**EXERCISE PROMPT:**
Transcribe every line of the data below verbatim, omitting the pictures from your answer.
========
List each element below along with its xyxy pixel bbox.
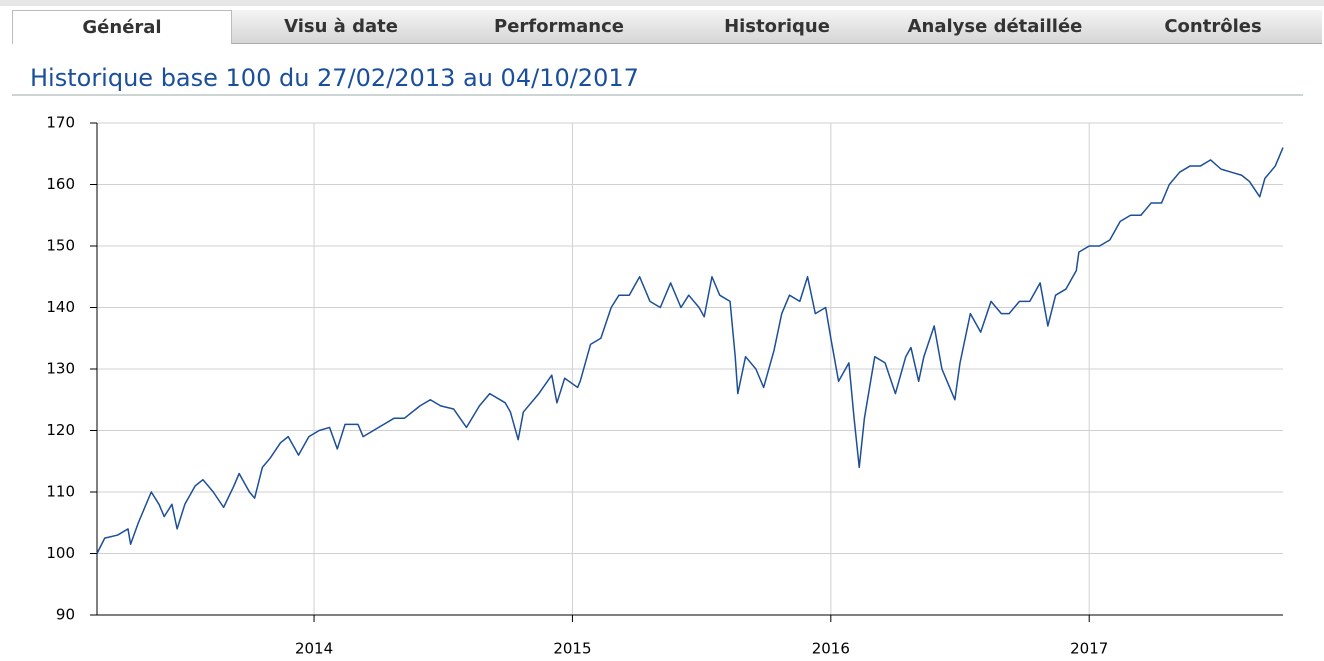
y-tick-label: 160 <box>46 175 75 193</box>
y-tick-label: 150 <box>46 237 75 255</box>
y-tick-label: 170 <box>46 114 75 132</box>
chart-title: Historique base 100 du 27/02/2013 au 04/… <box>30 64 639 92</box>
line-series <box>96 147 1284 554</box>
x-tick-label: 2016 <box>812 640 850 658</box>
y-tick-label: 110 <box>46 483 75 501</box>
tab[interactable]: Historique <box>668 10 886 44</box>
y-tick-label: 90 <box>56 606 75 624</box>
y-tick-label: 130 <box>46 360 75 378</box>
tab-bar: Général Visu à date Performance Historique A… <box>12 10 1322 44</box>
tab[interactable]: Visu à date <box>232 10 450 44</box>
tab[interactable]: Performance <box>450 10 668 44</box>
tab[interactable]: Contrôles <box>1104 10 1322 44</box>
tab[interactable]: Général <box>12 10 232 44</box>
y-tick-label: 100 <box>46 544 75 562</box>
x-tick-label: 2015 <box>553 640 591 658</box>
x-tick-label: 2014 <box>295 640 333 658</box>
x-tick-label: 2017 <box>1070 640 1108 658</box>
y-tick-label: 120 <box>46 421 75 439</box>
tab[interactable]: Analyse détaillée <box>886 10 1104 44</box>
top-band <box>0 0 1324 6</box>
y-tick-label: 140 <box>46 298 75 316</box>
========
**OUTPUT FOR THIS EXERCISE:**
List each element below along with its xyxy pixel bbox.
y-tick-label: 160 <box>46 175 75 193</box>
y-tick-label: 150 <box>46 237 75 255</box>
y-tick-label: 170 <box>46 114 75 132</box>
chart-title: Historique base 100 du 27/02/2013 au 04/… <box>30 64 639 92</box>
line-series <box>96 147 1284 554</box>
x-tick-label: 2016 <box>812 640 850 658</box>
y-tick-label: 110 <box>46 483 75 501</box>
tab[interactable]: Historique <box>668 10 886 44</box>
y-tick-label: 90 <box>56 606 75 624</box>
y-tick-label: 130 <box>46 360 75 378</box>
tab-bar: Général Visu à date Performance Historique A… <box>12 10 1322 44</box>
tab[interactable]: Visu à date <box>232 10 450 44</box>
tab[interactable]: Performance <box>450 10 668 44</box>
tab[interactable]: Contrôles <box>1104 10 1322 44</box>
tab[interactable]: Général <box>12 10 232 44</box>
y-tick-label: 100 <box>46 544 75 562</box>
x-tick-label: 2015 <box>553 640 591 658</box>
x-tick-label: 2014 <box>295 640 333 658</box>
x-tick-label: 2017 <box>1070 640 1108 658</box>
y-tick-label: 120 <box>46 421 75 439</box>
tab[interactable]: Analyse détaillée <box>886 10 1104 44</box>
top-band <box>0 0 1324 6</box>
y-tick-label: 140 <box>46 298 75 316</box>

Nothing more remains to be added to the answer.